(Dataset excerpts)
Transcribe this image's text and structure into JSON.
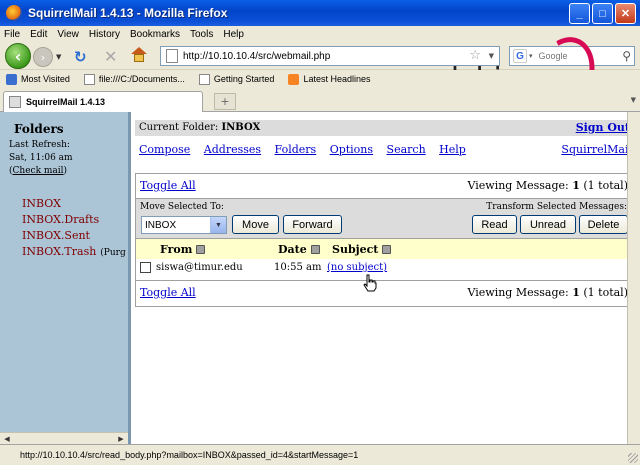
{
  "window": {
    "title": "SquirrelMail 1.4.13 - Mozilla Firefox",
    "min": "_",
    "max": "□",
    "close": "✕"
  },
  "menu": [
    "File",
    "Edit",
    "View",
    "History",
    "Bookmarks",
    "Tools",
    "Help"
  ],
  "nav": {
    "url": "http://10.10.10.4/src/webmail.php",
    "search_placeholder": "Google"
  },
  "bookmarks": [
    {
      "label": "Most Visited",
      "icon": "most-visited-icon"
    },
    {
      "label": "file:///C:/Documents...",
      "icon": "page-icon"
    },
    {
      "label": "Getting Started",
      "icon": "page-icon"
    },
    {
      "label": "Latest Headlines",
      "icon": "rss-icon"
    }
  ],
  "banner": {
    "text": "debian"
  },
  "tab": {
    "label": "SquirrelMail 1.4.13",
    "new_tab": "+"
  },
  "left": {
    "heading": "Folders",
    "last_refresh_label": "Last Refresh:",
    "last_refresh_time": "Sat, 11:06 am",
    "check_mail": "Check mail",
    "folders": [
      "INBOX",
      "INBOX.Drafts",
      "INBOX.Sent",
      "INBOX.Trash"
    ],
    "purge": "(Purg"
  },
  "main": {
    "current_folder_label": "Current Folder:",
    "current_folder": "INBOX",
    "sign_out": "Sign Out",
    "links": [
      "Compose",
      "Addresses",
      "Folders",
      "Options",
      "Search",
      "Help"
    ],
    "squirrelmail_link": "SquirrelMail",
    "toggle_all": "Toggle All",
    "viewing_prefix": "Viewing Message:",
    "viewing_num": "1",
    "viewing_total": "(1 total)",
    "move_selected_to": "Move Selected To:",
    "transform_label": "Transform Selected Messages:",
    "folder_select_value": "INBOX",
    "buttons": {
      "move": "Move",
      "forward": "Forward",
      "read": "Read",
      "unread": "Unread",
      "delete": "Delete"
    },
    "columns": {
      "from": "From",
      "date": "Date",
      "subject": "Subject"
    },
    "messages": [
      {
        "from": "siswa@timur.edu",
        "date": "10:55 am",
        "subject": "(no subject)"
      }
    ]
  },
  "status": {
    "text": "http://10.10.10.4/src/read_body.php?mailbox=INBOX&passed_id=4&startMessage=1"
  }
}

• _GOAL_:
What is needed is an exact reproduction of the data, pictures excluded.

• _REPLY TO THE TASK_:
Transcribe this image's text and structure into JSON.
{
  "window": {
    "title": "SquirrelMail 1.4.13 - Mozilla Firefox",
    "min": "_",
    "max": "□",
    "close": "✕"
  },
  "menu": [
    "File",
    "Edit",
    "View",
    "History",
    "Bookmarks",
    "Tools",
    "Help"
  ],
  "nav": {
    "url": "http://10.10.10.4/src/webmail.php",
    "search_placeholder": "Google"
  },
  "bookmarks": [
    {
      "label": "Most Visited",
      "icon": "most-visited-icon"
    },
    {
      "label": "file:///C:/Documents...",
      "icon": "page-icon"
    },
    {
      "label": "Getting Started",
      "icon": "page-icon"
    },
    {
      "label": "Latest Headlines",
      "icon": "rss-icon"
    }
  ],
  "banner": {
    "text": "debian"
  },
  "tab": {
    "label": "SquirrelMail 1.4.13",
    "new_tab": "+"
  },
  "left": {
    "heading": "Folders",
    "last_refresh_label": "Last Refresh:",
    "last_refresh_time": "Sat, 11:06 am",
    "check_mail": "Check mail",
    "folders": [
      "INBOX",
      "INBOX.Drafts",
      "INBOX.Sent",
      "INBOX.Trash"
    ],
    "purge": "(Purg"
  },
  "main": {
    "current_folder_label": "Current Folder:",
    "current_folder": "INBOX",
    "sign_out": "Sign Out",
    "links": [
      "Compose",
      "Addresses",
      "Folders",
      "Options",
      "Search",
      "Help"
    ],
    "squirrelmail_link": "SquirrelMail",
    "toggle_all": "Toggle All",
    "viewing_prefix": "Viewing Message:",
    "viewing_num": "1",
    "viewing_total": "(1 total)",
    "move_selected_to": "Move Selected To:",
    "transform_label": "Transform Selected Messages:",
    "folder_select_value": "INBOX",
    "buttons": {
      "move": "Move",
      "forward": "Forward",
      "read": "Read",
      "unread": "Unread",
      "delete": "Delete"
    },
    "columns": {
      "from": "From",
      "date": "Date",
      "subject": "Subject"
    },
    "messages": [
      {
        "from": "siswa@timur.edu",
        "date": "10:55 am",
        "subject": "(no subject)"
      }
    ]
  },
  "status": {
    "text": "http://10.10.10.4/src/read_body.php?mailbox=INBOX&passed_id=4&startMessage=1"
  }
}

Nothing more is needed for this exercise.